EXERCISE PROMPT: Print the full listing exactly.

MATERIALS PROVIDED:
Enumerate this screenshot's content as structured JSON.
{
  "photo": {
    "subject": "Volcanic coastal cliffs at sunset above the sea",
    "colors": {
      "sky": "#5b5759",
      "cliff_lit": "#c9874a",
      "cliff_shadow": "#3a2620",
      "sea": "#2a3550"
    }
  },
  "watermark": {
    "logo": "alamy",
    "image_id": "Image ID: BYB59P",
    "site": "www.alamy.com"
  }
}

RESPONSE FOR THIS EXERCISE:
Enumerate this screenshot's content as structured JSON.
{
  "photo": {
    "subject": "Volcanic coastal cliffs at sunset above the sea",
    "colors": {
      "sky": "#5b5759",
      "cliff_lit": "#c9874a",
      "cliff_shadow": "#3a2620",
      "sea": "#2a3550"
    }
  },
  "watermark": {
    "logo": "alamy",
    "image_id": "Image ID: BYB59P",
    "site": "www.alamy.com"
  }
}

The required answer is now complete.